= Work to be completed =
Go through the records underneath and write each one out again exactly.

= Material for the task =
-*-*-

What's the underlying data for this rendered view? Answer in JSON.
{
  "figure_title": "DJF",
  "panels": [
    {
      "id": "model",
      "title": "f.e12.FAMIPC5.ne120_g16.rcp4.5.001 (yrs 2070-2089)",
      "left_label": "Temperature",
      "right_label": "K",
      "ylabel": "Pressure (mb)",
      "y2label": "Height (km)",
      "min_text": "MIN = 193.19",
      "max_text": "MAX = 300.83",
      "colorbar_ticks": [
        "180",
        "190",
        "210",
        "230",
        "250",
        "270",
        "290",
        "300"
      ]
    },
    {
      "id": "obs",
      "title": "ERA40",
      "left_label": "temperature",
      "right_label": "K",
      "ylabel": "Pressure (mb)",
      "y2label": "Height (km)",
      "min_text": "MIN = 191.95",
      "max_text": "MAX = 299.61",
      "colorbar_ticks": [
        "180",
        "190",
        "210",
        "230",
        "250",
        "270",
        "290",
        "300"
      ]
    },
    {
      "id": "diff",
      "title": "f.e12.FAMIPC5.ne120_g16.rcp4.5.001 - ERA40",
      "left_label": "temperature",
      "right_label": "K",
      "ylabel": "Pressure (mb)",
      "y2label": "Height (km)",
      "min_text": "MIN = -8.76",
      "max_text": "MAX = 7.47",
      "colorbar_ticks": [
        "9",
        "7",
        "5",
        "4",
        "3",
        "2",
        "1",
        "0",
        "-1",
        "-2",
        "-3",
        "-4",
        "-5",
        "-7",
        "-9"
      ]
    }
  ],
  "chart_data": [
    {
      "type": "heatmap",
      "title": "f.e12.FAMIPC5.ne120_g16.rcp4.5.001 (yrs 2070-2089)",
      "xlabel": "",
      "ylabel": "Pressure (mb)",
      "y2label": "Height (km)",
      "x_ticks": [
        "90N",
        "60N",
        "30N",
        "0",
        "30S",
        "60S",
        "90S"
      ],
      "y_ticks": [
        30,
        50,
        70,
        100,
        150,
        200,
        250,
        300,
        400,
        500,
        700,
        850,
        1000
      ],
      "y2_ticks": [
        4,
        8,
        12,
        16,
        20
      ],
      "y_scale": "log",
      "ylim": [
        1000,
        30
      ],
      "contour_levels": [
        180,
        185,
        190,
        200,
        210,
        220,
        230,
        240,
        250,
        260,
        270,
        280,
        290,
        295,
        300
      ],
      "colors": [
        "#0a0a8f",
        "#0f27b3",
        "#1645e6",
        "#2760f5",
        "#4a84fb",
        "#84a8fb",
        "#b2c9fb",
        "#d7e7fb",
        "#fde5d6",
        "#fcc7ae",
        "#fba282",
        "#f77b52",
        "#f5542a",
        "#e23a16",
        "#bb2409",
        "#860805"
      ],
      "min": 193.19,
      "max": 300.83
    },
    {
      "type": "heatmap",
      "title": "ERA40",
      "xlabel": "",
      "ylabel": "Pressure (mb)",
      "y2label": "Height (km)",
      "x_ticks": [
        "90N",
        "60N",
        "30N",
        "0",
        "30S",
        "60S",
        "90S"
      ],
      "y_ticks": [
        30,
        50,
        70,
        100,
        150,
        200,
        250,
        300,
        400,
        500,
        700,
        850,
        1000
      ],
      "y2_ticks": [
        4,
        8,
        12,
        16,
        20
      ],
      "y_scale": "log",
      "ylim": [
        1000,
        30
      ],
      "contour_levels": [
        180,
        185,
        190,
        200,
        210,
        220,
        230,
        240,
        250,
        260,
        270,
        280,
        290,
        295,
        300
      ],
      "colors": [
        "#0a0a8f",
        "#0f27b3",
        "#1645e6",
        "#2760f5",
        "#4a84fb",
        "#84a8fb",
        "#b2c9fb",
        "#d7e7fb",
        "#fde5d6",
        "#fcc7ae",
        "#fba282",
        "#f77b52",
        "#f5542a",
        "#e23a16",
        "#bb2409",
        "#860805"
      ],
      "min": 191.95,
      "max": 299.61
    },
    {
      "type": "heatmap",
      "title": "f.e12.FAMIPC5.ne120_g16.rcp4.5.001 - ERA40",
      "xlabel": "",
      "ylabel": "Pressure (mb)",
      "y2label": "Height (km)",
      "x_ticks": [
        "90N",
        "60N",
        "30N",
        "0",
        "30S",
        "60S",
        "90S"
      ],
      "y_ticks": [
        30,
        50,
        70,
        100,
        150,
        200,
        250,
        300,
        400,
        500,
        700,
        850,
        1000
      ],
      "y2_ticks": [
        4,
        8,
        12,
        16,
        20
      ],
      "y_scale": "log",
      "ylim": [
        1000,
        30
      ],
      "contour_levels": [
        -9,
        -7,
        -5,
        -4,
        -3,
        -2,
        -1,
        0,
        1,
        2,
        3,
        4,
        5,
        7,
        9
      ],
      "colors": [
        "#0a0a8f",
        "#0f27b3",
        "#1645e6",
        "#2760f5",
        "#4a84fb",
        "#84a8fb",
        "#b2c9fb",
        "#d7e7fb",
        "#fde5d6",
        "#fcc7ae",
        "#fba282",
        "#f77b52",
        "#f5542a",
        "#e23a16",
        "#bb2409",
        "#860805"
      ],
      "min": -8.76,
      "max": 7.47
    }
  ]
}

-*-*-

= Exercise solution =
What's the underlying data for this rendered view? Answer in JSON.
{
  "figure_title": "DJF",
  "panels": [
    {
      "id": "model",
      "title": "f.e12.FAMIPC5.ne120_g16.rcp4.5.001 (yrs 2070-2089)",
      "left_label": "Temperature",
      "right_label": "K",
      "ylabel": "Pressure (mb)",
      "y2label": "Height (km)",
      "min_text": "MIN = 193.19",
      "max_text": "MAX = 300.83",
      "colorbar_ticks": [
        "180",
        "190",
        "210",
        "230",
        "250",
        "270",
        "290",
        "300"
      ]
    },
    {
      "id": "obs",
      "title": "ERA40",
      "left_label": "temperature",
      "right_label": "K",
      "ylabel": "Pressure (mb)",
      "y2label": "Height (km)",
      "min_text": "MIN = 191.95",
      "max_text": "MAX = 299.61",
      "colorbar_ticks": [
        "180",
        "190",
        "210",
        "230",
        "250",
        "270",
        "290",
        "300"
      ]
    },
    {
      "id": "diff",
      "title": "f.e12.FAMIPC5.ne120_g16.rcp4.5.001 - ERA40",
      "left_label": "temperature",
      "right_label": "K",
      "ylabel": "Pressure (mb)",
      "y2label": "Height (km)",
      "min_text": "MIN = -8.76",
      "max_text": "MAX = 7.47",
      "colorbar_ticks": [
        "9",
        "7",
        "5",
        "4",
        "3",
        "2",
        "1",
        "0",
        "-1",
        "-2",
        "-3",
        "-4",
        "-5",
        "-7",
        "-9"
      ]
    }
  ],
  "chart_data": [
    {
      "type": "heatmap",
      "title": "f.e12.FAMIPC5.ne120_g16.rcp4.5.001 (yrs 2070-2089)",
      "xlabel": "",
      "ylabel": "Pressure (mb)",
      "y2label": "Height (km)",
      "x_ticks": [
        "90N",
        "60N",
        "30N",
        "0",
        "30S",
        "60S",
        "90S"
      ],
      "y_ticks": [
        30,
        50,
        70,
        100,
        150,
        200,
        250,
        300,
        400,
        500,
        700,
        850,
        1000
      ],
      "y2_ticks": [
        4,
        8,
        12,
        16,
        20
      ],
      "y_scale": "log",
      "ylim": [
        1000,
        30
      ],
      "contour_levels": [
        180,
        185,
        190,
        200,
        210,
        220,
        230,
        240,
        250,
        260,
        270,
        280,
        290,
        295,
        300
      ],
      "colors": [
        "#0a0a8f",
        "#0f27b3",
        "#1645e6",
        "#2760f5",
        "#4a84fb",
        "#84a8fb",
        "#b2c9fb",
        "#d7e7fb",
        "#fde5d6",
        "#fcc7ae",
        "#fba282",
        "#f77b52",
        "#f5542a",
        "#e23a16",
        "#bb2409",
        "#860805"
      ],
      "min": 193.19,
      "max": 300.83
    },
    {
      "type": "heatmap",
      "title": "ERA40",
      "xlabel": "",
      "ylabel": "Pressure (mb)",
      "y2label": "Height (km)",
      "x_ticks": [
        "90N",
        "60N",
        "30N",
        "0",
        "30S",
        "60S",
        "90S"
      ],
      "y_ticks": [
        30,
        50,
        70,
        100,
        150,
        200,
        250,
        300,
        400,
        500,
        700,
        850,
        1000
      ],
      "y2_ticks": [
        4,
        8,
        12,
        16,
        20
      ],
      "y_scale": "log",
      "ylim": [
        1000,
        30
      ],
      "contour_levels": [
        180,
        185,
        190,
        200,
        210,
        220,
        230,
        240,
        250,
        260,
        270,
        280,
        290,
        295,
        300
      ],
      "colors": [
        "#0a0a8f",
        "#0f27b3",
        "#1645e6",
        "#2760f5",
        "#4a84fb",
        "#84a8fb",
        "#b2c9fb",
        "#d7e7fb",
        "#fde5d6",
        "#fcc7ae",
        "#fba282",
        "#f77b52",
        "#f5542a",
        "#e23a16",
        "#bb2409",
        "#860805"
      ],
      "min": 191.95,
      "max": 299.61
    },
    {
      "type": "heatmap",
      "title": "f.e12.FAMIPC5.ne120_g16.rcp4.5.001 - ERA40",
      "xlabel": "",
      "ylabel": "Pressure (mb)",
      "y2label": "Height (km)",
      "x_ticks": [
        "90N",
        "60N",
        "30N",
        "0",
        "30S",
        "60S",
        "90S"
      ],
      "y_ticks": [
        30,
        50,
        70,
        100,
        150,
        200,
        250,
        300,
        400,
        500,
        700,
        850,
        1000
      ],
      "y2_ticks": [
        4,
        8,
        12,
        16,
        20
      ],
      "y_scale": "log",
      "ylim": [
        1000,
        30
      ],
      "contour_levels": [
        -9,
        -7,
        -5,
        -4,
        -3,
        -2,
        -1,
        0,
        1,
        2,
        3,
        4,
        5,
        7,
        9
      ],
      "colors": [
        "#0a0a8f",
        "#0f27b3",
        "#1645e6",
        "#2760f5",
        "#4a84fb",
        "#84a8fb",
        "#b2c9fb",
        "#d7e7fb",
        "#fde5d6",
        "#fcc7ae",
        "#fba282",
        "#f77b52",
        "#f5542a",
        "#e23a16",
        "#bb2409",
        "#860805"
      ],
      "min": -8.76,
      "max": 7.47
    }
  ]
}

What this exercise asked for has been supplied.